Return the listing below word for word.

# Data extract start

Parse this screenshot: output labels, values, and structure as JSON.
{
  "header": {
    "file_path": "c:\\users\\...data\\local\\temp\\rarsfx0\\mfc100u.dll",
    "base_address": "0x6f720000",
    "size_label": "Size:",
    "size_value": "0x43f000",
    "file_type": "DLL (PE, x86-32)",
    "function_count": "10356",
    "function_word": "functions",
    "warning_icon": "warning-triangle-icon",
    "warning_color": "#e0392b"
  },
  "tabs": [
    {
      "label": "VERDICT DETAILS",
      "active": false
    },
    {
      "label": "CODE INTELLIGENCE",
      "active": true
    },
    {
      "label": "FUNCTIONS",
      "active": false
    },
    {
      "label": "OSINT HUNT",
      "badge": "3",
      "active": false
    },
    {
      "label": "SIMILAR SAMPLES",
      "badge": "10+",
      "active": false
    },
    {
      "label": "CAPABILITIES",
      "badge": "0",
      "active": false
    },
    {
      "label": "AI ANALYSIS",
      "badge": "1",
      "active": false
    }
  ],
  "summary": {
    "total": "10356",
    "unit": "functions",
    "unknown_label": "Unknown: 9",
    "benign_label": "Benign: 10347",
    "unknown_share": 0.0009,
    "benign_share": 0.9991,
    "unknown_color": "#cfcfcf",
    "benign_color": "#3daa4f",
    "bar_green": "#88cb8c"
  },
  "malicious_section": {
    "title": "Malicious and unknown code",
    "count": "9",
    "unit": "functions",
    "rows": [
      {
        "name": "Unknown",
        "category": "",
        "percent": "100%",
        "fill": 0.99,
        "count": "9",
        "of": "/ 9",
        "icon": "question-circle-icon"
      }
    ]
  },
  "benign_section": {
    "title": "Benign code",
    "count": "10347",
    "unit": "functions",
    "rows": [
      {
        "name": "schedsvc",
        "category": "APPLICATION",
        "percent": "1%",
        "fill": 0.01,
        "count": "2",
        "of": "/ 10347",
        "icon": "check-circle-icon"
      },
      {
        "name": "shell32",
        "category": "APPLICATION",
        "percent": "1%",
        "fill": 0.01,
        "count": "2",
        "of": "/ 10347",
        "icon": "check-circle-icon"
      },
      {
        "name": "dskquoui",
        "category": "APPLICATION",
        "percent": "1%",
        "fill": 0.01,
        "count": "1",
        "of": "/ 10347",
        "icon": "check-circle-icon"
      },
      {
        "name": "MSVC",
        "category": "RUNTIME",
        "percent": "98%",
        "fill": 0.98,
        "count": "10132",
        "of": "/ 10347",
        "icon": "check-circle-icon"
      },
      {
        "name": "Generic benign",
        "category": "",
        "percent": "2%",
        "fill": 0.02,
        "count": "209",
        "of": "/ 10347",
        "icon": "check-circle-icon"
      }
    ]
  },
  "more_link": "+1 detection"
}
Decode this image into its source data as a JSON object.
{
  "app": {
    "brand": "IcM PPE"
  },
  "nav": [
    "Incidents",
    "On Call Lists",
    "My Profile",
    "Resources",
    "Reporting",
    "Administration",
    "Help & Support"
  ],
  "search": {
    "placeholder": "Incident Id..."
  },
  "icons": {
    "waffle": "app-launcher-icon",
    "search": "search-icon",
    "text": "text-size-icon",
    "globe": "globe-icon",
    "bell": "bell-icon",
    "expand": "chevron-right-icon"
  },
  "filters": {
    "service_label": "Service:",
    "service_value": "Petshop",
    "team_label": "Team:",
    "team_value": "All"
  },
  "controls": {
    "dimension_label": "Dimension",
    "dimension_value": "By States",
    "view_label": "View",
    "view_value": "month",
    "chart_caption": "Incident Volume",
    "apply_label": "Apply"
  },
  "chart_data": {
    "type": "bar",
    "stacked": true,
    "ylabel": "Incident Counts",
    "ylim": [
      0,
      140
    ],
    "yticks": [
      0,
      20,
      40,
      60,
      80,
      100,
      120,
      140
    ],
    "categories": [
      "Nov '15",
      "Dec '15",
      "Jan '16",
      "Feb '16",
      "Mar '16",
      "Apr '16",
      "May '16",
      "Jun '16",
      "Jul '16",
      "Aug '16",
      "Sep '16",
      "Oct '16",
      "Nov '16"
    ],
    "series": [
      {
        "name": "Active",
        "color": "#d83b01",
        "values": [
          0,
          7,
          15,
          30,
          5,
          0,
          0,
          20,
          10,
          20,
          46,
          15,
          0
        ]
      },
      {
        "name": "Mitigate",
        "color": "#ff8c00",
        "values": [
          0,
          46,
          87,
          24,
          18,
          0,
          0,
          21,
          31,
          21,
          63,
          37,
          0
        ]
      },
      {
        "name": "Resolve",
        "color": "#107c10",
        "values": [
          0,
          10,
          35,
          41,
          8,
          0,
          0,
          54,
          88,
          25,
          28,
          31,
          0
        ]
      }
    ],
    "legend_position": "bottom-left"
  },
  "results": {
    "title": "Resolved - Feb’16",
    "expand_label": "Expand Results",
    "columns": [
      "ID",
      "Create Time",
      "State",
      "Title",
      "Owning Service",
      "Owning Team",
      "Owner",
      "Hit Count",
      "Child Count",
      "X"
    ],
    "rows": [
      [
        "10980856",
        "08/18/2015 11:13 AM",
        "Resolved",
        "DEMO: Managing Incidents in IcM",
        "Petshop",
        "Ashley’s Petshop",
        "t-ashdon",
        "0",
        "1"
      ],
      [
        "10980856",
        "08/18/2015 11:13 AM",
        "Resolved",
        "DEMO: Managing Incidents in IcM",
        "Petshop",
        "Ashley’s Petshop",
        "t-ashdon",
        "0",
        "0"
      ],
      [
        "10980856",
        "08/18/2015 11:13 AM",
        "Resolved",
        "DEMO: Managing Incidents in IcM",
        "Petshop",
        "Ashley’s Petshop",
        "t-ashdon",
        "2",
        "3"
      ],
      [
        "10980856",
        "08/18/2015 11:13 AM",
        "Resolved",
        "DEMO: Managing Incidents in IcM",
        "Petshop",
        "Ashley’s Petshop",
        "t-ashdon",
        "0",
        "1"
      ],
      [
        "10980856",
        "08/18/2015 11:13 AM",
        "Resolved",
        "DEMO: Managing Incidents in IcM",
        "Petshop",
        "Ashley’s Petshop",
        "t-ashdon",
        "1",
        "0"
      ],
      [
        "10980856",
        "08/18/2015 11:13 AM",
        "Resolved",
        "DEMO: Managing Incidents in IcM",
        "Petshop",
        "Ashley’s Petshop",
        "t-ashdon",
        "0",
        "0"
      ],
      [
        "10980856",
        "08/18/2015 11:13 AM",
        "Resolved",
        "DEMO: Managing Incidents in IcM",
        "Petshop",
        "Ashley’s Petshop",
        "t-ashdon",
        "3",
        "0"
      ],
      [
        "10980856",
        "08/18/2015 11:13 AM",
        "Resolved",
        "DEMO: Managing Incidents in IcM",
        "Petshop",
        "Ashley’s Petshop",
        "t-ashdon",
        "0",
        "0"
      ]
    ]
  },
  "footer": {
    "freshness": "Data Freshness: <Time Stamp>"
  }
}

# Data extract end

Output —
Parse this screenshot: output labels, values, and structure as JSON.
{
  "header": {
    "file_path": "c:\\users\\...data\\local\\temp\\rarsfx0\\mfc100u.dll",
    "base_address": "0x6f720000",
    "size_label": "Size:",
    "size_value": "0x43f000",
    "file_type": "DLL (PE, x86-32)",
    "function_count": "10356",
    "function_word": "functions",
    "warning_icon": "warning-triangle-icon",
    "warning_color": "#e0392b"
  },
  "tabs": [
    {
      "label": "VERDICT DETAILS",
      "active": false
    },
    {
      "label": "CODE INTELLIGENCE",
      "active": true
    },
    {
      "label": "FUNCTIONS",
      "active": false
    },
    {
      "label": "OSINT HUNT",
      "badge": "3",
      "active": false
    },
    {
      "label": "SIMILAR SAMPLES",
      "badge": "10+",
      "active": false
    },
    {
      "label": "CAPABILITIES",
      "badge": "0",
      "active": false
    },
    {
      "label": "AI ANALYSIS",
      "badge": "1",
      "active": false
    }
  ],
  "summary": {
    "total": "10356",
    "unit": "functions",
    "unknown_label": "Unknown: 9",
    "benign_label": "Benign: 10347",
    "unknown_share": 0.0009,
    "benign_share": 0.9991,
    "unknown_color": "#cfcfcf",
    "benign_color": "#3daa4f",
    "bar_green": "#88cb8c"
  },
  "malicious_section": {
    "title": "Malicious and unknown code",
    "count": "9",
    "unit": "functions",
    "rows": [
      {
        "name": "Unknown",
        "category": "",
        "percent": "100%",
        "fill": 0.99,
        "count": "9",
        "of": "/ 9",
        "icon": "question-circle-icon"
      }
    ]
  },
  "benign_section": {
    "title": "Benign code",
    "count": "10347",
    "unit": "functions",
    "rows": [
      {
        "name": "schedsvc",
        "category": "APPLICATION",
        "percent": "1%",
        "fill": 0.01,
        "count": "2",
        "of": "/ 10347",
        "icon": "check-circle-icon"
      },
      {
        "name": "shell32",
        "category": "APPLICATION",
        "percent": "1%",
        "fill": 0.01,
        "count": "2",
        "of": "/ 10347",
        "icon": "check-circle-icon"
      },
      {
        "name": "dskquoui",
        "category": "APPLICATION",
        "percent": "1%",
        "fill": 0.01,
        "count": "1",
        "of": "/ 10347",
        "icon": "check-circle-icon"
      },
      {
        "name": "MSVC",
        "category": "RUNTIME",
        "percent": "98%",
        "fill": 0.98,
        "count": "10132",
        "of": "/ 10347",
        "icon": "check-circle-icon"
      },
      {
        "name": "Generic benign",
        "category": "",
        "percent": "2%",
        "fill": 0.02,
        "count": "209",
        "of": "/ 10347",
        "icon": "check-circle-icon"
      }
    ]
  },
  "more_link": "+1 detection"
}
Decode this image into its source data as a JSON object.
{
  "app": {
    "brand": "IcM PPE"
  },
  "nav": [
    "Incidents",
    "On Call Lists",
    "My Profile",
    "Resources",
    "Reporting",
    "Administration",
    "Help & Support"
  ],
  "search": {
    "placeholder": "Incident Id..."
  },
  "icons": {
    "waffle": "app-launcher-icon",
    "search": "search-icon",
    "text": "text-size-icon",
    "globe": "globe-icon",
    "bell": "bell-icon",
    "expand": "chevron-right-icon"
  },
  "filters": {
    "service_label": "Service:",
    "service_value": "Petshop",
    "team_label": "Team:",
    "team_value": "All"
  },
  "controls": {
    "dimension_label": "Dimension",
    "dimension_value": "By States",
    "view_label": "View",
    "view_value": "month",
    "chart_caption": "Incident Volume",
    "apply_label": "Apply"
  },
  "chart_data": {
    "type": "bar",
    "stacked": true,
    "ylabel": "Incident Counts",
    "ylim": [
      0,
      140
    ],
    "yticks": [
      0,
      20,
      40,
      60,
      80,
      100,
      120,
      140
    ],
    "categories": [
      "Nov '15",
      "Dec '15",
      "Jan '16",
      "Feb '16",
      "Mar '16",
      "Apr '16",
      "May '16",
      "Jun '16",
      "Jul '16",
      "Aug '16",
      "Sep '16",
      "Oct '16",
      "Nov '16"
    ],
    "series": [
      {
        "name": "Active",
        "color": "#d83b01",
        "values": [
          0,
          7,
          15,
          30,
          5,
          0,
          0,
          20,
          10,
          20,
          46,
          15,
          0
        ]
      },
      {
        "name": "Mitigate",
        "color": "#ff8c00",
        "values": [
          0,
          46,
          87,
          24,
          18,
          0,
          0,
          21,
          31,
          21,
          63,
          37,
          0
        ]
      },
      {
        "name": "Resolve",
        "color": "#107c10",
        "values": [
          0,
          10,
          35,
          41,
          8,
          0,
          0,
          54,
          88,
          25,
          28,
          31,
          0
        ]
      }
    ],
    "legend_position": "bottom-left"
  },
  "results": {
    "title": "Resolved - Feb’16",
    "expand_label": "Expand Results",
    "columns": [
      "ID",
      "Create Time",
      "State",
      "Title",
      "Owning Service",
      "Owning Team",
      "Owner",
      "Hit Count",
      "Child Count",
      "X"
    ],
    "rows": [
      [
        "10980856",
        "08/18/2015 11:13 AM",
        "Resolved",
        "DEMO: Managing Incidents in IcM",
        "Petshop",
        "Ashley’s Petshop",
        "t-ashdon",
        "0",
        "1"
      ],
      [
        "10980856",
        "08/18/2015 11:13 AM",
        "Resolved",
        "DEMO: Managing Incidents in IcM",
        "Petshop",
        "Ashley’s Petshop",
        "t-ashdon",
        "0",
        "0"
      ],
      [
        "10980856",
        "08/18/2015 11:13 AM",
        "Resolved",
        "DEMO: Managing Incidents in IcM",
        "Petshop",
        "Ashley’s Petshop",
        "t-ashdon",
        "2",
        "3"
      ],
      [
        "10980856",
        "08/18/2015 11:13 AM",
        "Resolved",
        "DEMO: Managing Incidents in IcM",
        "Petshop",
        "Ashley’s Petshop",
        "t-ashdon",
        "0",
        "1"
      ],
      [
        "10980856",
        "08/18/2015 11:13 AM",
        "Resolved",
        "DEMO: Managing Incidents in IcM",
        "Petshop",
        "Ashley’s Petshop",
        "t-ashdon",
        "1",
        "0"
      ],
      [
        "10980856",
        "08/18/2015 11:13 AM",
        "Resolved",
        "DEMO: Managing Incidents in IcM",
        "Petshop",
        "Ashley’s Petshop",
        "t-ashdon",
        "0",
        "0"
      ],
      [
        "10980856",
        "08/18/2015 11:13 AM",
        "Resolved",
        "DEMO: Managing Incidents in IcM",
        "Petshop",
        "Ashley’s Petshop",
        "t-ashdon",
        "3",
        "0"
      ],
      [
        "10980856",
        "08/18/2015 11:13 AM",
        "Resolved",
        "DEMO: Managing Incidents in IcM",
        "Petshop",
        "Ashley’s Petshop",
        "t-ashdon",
        "0",
        "0"
      ]
    ]
  },
  "footer": {
    "freshness": "Data Freshness: <Time Stamp>"
  }
}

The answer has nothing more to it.